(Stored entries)

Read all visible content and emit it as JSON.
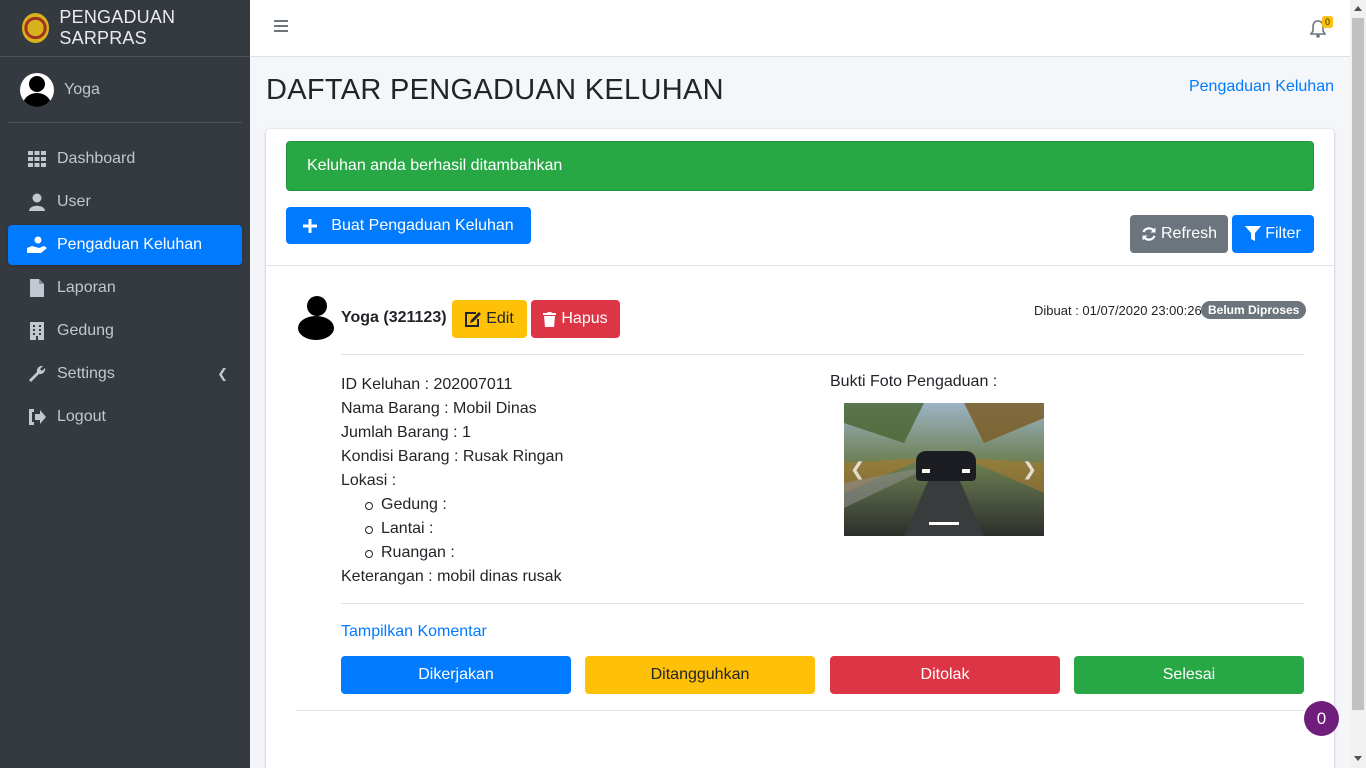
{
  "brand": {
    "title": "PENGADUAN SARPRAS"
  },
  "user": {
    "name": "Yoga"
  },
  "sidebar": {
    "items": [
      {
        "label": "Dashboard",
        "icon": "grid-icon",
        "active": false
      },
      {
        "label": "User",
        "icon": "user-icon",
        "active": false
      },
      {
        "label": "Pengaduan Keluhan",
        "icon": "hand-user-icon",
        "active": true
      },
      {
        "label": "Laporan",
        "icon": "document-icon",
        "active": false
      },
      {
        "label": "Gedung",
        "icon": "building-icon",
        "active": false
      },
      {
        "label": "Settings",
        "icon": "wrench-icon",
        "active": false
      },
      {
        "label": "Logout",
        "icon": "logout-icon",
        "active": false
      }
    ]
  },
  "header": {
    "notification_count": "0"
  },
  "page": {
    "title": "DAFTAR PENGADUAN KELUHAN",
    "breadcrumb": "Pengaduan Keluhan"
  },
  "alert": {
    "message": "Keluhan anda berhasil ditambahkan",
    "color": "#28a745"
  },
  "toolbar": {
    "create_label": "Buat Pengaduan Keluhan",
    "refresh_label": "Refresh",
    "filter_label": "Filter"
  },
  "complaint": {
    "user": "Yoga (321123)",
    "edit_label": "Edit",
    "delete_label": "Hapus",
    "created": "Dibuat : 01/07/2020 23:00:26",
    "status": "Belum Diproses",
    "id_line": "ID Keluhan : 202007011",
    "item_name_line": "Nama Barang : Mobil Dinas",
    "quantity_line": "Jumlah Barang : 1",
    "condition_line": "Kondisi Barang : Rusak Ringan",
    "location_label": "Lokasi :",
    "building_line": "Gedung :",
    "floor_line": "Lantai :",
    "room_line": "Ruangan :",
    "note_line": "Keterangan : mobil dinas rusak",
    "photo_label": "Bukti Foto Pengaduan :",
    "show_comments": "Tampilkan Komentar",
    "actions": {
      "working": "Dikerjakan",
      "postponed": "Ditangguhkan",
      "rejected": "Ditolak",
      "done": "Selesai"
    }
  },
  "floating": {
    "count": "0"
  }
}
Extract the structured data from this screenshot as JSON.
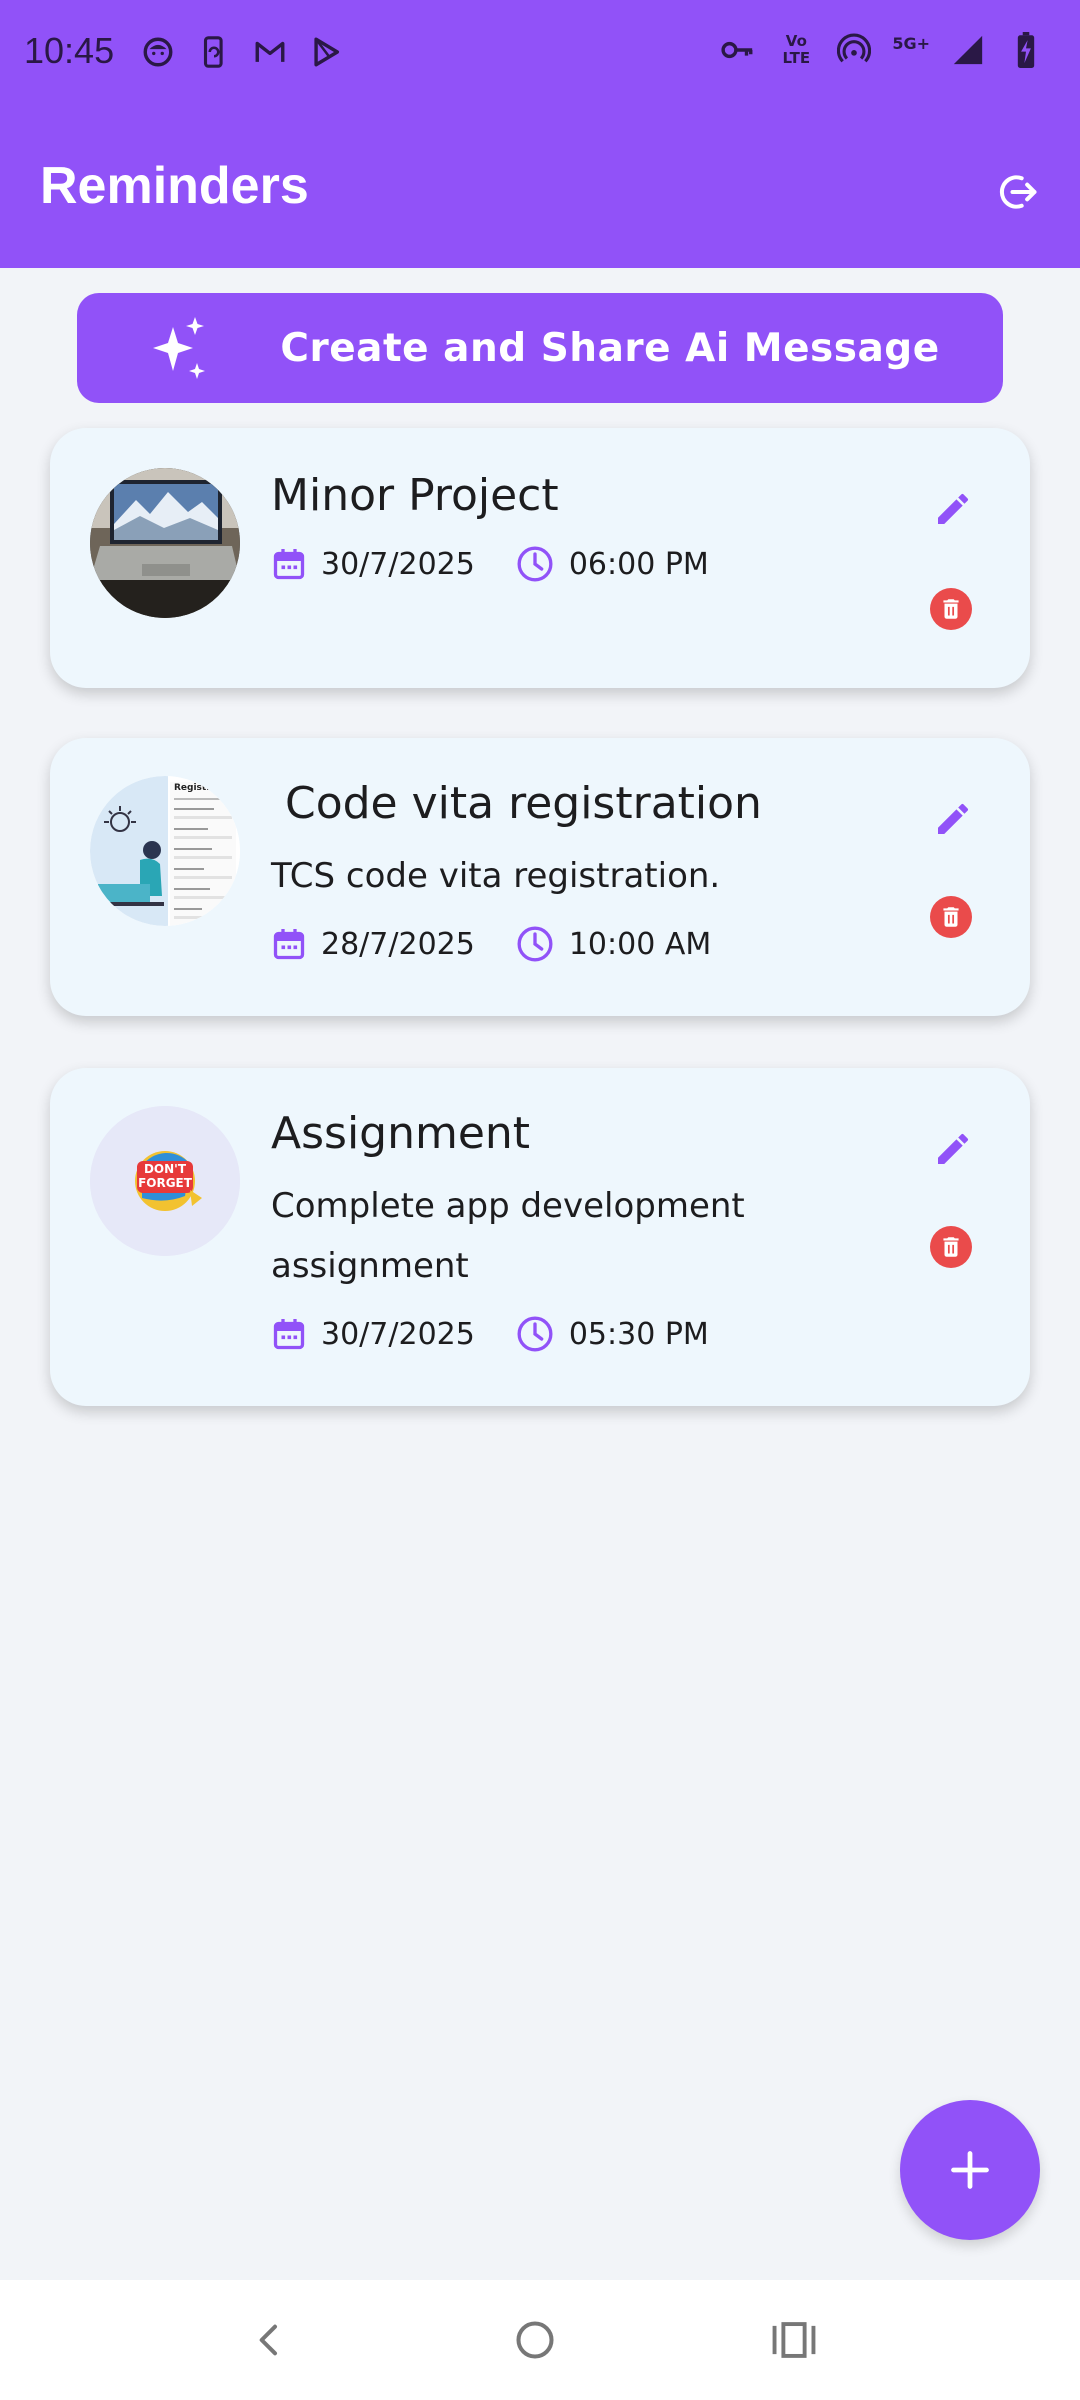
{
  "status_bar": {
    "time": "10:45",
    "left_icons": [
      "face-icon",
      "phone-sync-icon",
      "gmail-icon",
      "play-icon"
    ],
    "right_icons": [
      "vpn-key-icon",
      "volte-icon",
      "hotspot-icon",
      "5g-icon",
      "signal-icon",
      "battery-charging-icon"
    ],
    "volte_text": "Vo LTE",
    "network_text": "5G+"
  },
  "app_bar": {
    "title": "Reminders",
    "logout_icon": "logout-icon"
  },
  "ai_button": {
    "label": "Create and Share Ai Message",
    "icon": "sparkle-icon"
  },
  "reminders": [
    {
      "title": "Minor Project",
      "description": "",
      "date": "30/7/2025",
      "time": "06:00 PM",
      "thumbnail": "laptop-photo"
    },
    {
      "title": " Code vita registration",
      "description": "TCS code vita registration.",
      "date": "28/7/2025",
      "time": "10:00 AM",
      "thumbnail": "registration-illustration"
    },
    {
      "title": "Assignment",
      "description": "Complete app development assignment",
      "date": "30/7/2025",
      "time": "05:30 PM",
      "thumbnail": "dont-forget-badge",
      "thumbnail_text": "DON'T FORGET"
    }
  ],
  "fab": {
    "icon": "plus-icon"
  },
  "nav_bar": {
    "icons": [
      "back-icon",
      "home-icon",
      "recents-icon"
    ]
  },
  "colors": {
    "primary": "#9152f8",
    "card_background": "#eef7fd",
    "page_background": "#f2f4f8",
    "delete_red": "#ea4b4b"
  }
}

# [EXERCISE AIM]
Excluding the pictures, reproduce every entry exactly as given.

# [RESULT BELOW]
Read all visible content and emit it as JSON.
{
  "brand": {
    "title": "PENGADUAN SARPRAS"
  },
  "user": {
    "name": "Yoga"
  },
  "sidebar": {
    "items": [
      {
        "label": "Dashboard",
        "icon": "grid-icon",
        "active": false
      },
      {
        "label": "User",
        "icon": "user-icon",
        "active": false
      },
      {
        "label": "Pengaduan Keluhan",
        "icon": "hand-user-icon",
        "active": true
      },
      {
        "label": "Laporan",
        "icon": "document-icon",
        "active": false
      },
      {
        "label": "Gedung",
        "icon": "building-icon",
        "active": false
      },
      {
        "label": "Settings",
        "icon": "wrench-icon",
        "active": false
      },
      {
        "label": "Logout",
        "icon": "logout-icon",
        "active": false
      }
    ]
  },
  "header": {
    "notification_count": "0"
  },
  "page": {
    "title": "DAFTAR PENGADUAN KELUHAN",
    "breadcrumb": "Pengaduan Keluhan"
  },
  "alert": {
    "message": "Keluhan anda berhasil ditambahkan",
    "color": "#28a745"
  },
  "toolbar": {
    "create_label": "Buat Pengaduan Keluhan",
    "refresh_label": "Refresh",
    "filter_label": "Filter"
  },
  "complaint": {
    "user": "Yoga (321123)",
    "edit_label": "Edit",
    "delete_label": "Hapus",
    "created": "Dibuat : 01/07/2020 23:00:26",
    "status": "Belum Diproses",
    "id_line": "ID Keluhan : 202007011",
    "item_name_line": "Nama Barang : Mobil Dinas",
    "quantity_line": "Jumlah Barang : 1",
    "condition_line": "Kondisi Barang : Rusak Ringan",
    "location_label": "Lokasi :",
    "building_line": "Gedung :",
    "floor_line": "Lantai :",
    "room_line": "Ruangan :",
    "note_line": "Keterangan : mobil dinas rusak",
    "photo_label": "Bukti Foto Pengaduan :",
    "show_comments": "Tampilkan Komentar",
    "actions": {
      "working": "Dikerjakan",
      "postponed": "Ditangguhkan",
      "rejected": "Ditolak",
      "done": "Selesai"
    }
  },
  "floating": {
    "count": "0"
  }
}
Extract the structured data from this screenshot as JSON.
{
  "status_bar": {
    "time": "10:45",
    "left_icons": [
      "face-icon",
      "phone-sync-icon",
      "gmail-icon",
      "play-icon"
    ],
    "right_icons": [
      "vpn-key-icon",
      "volte-icon",
      "hotspot-icon",
      "5g-icon",
      "signal-icon",
      "battery-charging-icon"
    ],
    "volte_text": "Vo LTE",
    "network_text": "5G+"
  },
  "app_bar": {
    "title": "Reminders",
    "logout_icon": "logout-icon"
  },
  "ai_button": {
    "label": "Create and Share Ai Message",
    "icon": "sparkle-icon"
  },
  "reminders": [
    {
      "title": "Minor Project",
      "description": "",
      "date": "30/7/2025",
      "time": "06:00 PM",
      "thumbnail": "laptop-photo"
    },
    {
      "title": " Code vita registration",
      "description": "TCS code vita registration.",
      "date": "28/7/2025",
      "time": "10:00 AM",
      "thumbnail": "registration-illustration"
    },
    {
      "title": "Assignment",
      "description": "Complete app development assignment",
      "date": "30/7/2025",
      "time": "05:30 PM",
      "thumbnail": "dont-forget-badge",
      "thumbnail_text": "DON'T FORGET"
    }
  ],
  "fab": {
    "icon": "plus-icon"
  },
  "nav_bar": {
    "icons": [
      "back-icon",
      "home-icon",
      "recents-icon"
    ]
  },
  "colors": {
    "primary": "#9152f8",
    "card_background": "#eef7fd",
    "page_background": "#f2f4f8",
    "delete_red": "#ea4b4b"
  }
}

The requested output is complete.